Wednesday, July 21, 2010

Pemphigus vulgaris:


Pemphigus vulgaris is a potentially fatal blistering disease occurring in all races but commoner in Ashkenazi Jews and possibly in people from the Indian subcontinent. Onset is usually in middle age and both sexes are affected equally. Prior to the development of oral steroids this condition was frequently fatal. The development of autoantibodies against the desmosomal protein, desmoglein 3, is pathogenic in this disease and they can be measured experimentally as markers of disease activity. Rarely the disease can be drug induced (e.g. penicillamine or captopril).
Skin biopsy shows a superficial intraepidermal split just above the basal layer with acantholysis (separation of individual cells). In the rarer variant, pemphigus foliaceous (characterized by anti-desmoglein 1 autoantibodies), the split is higher in the upper epidermis. Both direct IMF of skin (perilesional) and indirect IMF using patients' serum show intercellular staining of IgG within the epidermis.

**Task objective**
Quote the pemphigus vulgaris text word for word, from "Pemphigus vulgaris is" to "penicillamine or captopril).". You can set the records aside; they play no part here.

[Document layout detection data]
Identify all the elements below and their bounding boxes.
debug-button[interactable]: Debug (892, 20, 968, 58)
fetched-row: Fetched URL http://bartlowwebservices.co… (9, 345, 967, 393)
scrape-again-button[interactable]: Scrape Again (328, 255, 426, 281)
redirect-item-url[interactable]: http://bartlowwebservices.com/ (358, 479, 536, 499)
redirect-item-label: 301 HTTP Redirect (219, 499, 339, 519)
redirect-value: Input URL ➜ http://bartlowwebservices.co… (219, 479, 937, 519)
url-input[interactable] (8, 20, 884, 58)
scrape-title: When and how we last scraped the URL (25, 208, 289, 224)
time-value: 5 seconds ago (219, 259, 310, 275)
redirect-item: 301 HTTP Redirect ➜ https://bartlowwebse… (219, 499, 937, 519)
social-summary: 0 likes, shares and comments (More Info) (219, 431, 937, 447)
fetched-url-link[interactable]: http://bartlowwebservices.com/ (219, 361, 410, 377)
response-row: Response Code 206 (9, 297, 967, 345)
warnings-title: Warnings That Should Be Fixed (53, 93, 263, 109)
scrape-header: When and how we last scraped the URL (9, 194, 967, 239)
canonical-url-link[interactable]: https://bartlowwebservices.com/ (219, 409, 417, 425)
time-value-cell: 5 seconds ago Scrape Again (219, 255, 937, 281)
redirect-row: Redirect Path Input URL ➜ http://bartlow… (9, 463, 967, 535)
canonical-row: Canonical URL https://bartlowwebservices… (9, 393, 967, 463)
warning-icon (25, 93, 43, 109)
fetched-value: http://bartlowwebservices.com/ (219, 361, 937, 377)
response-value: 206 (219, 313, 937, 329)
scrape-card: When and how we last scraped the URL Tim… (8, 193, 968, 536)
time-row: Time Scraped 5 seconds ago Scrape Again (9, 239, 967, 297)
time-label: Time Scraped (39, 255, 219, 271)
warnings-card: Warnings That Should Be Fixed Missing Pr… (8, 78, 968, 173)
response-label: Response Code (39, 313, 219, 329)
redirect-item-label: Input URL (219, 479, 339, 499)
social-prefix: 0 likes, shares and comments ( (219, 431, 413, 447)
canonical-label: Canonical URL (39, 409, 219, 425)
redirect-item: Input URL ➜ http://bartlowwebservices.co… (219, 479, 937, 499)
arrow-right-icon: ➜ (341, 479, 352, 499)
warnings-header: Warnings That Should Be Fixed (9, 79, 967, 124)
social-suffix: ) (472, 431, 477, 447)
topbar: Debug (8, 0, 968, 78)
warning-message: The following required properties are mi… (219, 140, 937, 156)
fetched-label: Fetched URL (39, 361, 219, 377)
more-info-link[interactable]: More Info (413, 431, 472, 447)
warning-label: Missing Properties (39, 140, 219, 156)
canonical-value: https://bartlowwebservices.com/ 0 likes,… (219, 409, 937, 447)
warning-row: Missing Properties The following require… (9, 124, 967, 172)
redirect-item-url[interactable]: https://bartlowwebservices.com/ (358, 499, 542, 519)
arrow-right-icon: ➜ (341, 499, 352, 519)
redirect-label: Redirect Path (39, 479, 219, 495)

**Result for this task**
Pemphigus vulgaris is a potentially fatal blistering disease occurring in all races but commoner in Ashkenazi Jews and possibly in people from the Indian subcontinent. Onset is usually in middle age and both sexes are affected equally. Prior to the development of oral steroids this condition was frequently fatal. The development of autoantibodies against the desmosomal protein, desmoglein 3, is pathogenic in this disease and they can be measured experimentally as markers of disease activity. Rarely the disease can be drug induced (e.g. penicillamine or captopril).